==== DATASET RECORDS ====
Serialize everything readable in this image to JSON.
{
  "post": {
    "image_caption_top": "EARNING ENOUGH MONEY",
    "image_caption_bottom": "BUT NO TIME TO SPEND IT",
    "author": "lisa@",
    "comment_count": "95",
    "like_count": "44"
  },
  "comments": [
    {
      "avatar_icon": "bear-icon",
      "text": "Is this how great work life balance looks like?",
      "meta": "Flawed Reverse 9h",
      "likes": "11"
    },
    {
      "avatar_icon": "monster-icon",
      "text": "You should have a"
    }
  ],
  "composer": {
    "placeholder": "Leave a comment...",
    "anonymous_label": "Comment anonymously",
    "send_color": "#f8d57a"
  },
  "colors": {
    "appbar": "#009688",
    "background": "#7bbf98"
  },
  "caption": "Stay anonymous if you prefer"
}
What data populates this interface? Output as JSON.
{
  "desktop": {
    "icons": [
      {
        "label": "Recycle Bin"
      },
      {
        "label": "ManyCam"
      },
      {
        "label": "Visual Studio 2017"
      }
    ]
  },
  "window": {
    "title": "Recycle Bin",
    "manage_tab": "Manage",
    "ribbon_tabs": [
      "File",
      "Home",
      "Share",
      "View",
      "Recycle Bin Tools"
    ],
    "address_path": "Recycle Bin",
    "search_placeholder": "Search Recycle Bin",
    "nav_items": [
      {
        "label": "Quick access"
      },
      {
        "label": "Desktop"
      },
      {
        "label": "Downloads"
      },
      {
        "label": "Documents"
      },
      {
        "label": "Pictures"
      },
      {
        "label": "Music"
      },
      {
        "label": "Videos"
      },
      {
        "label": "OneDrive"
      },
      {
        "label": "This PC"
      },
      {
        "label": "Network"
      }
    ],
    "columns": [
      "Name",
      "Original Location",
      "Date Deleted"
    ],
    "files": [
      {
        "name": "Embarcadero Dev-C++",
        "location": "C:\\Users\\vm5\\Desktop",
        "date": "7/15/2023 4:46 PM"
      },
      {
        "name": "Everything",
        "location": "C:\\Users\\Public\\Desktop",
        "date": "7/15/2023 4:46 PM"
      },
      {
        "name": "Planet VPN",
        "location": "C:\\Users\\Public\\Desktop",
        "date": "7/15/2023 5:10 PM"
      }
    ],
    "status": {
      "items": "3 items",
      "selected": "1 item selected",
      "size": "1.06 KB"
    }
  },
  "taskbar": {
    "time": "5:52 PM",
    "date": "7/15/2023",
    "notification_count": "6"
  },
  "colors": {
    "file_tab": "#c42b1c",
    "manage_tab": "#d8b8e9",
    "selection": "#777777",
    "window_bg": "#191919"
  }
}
====
• _WORK TO DO_: Copy out every line from the records that has the word "Recycle".

• _TASK RESPONSE_:
        "label": "Recycle Bin"
    "title": "Recycle Bin",
      "Recycle Bin Tools"
    "address_path": "Recycle Bin",
    "search_placeholder": "Search Recycle Bin",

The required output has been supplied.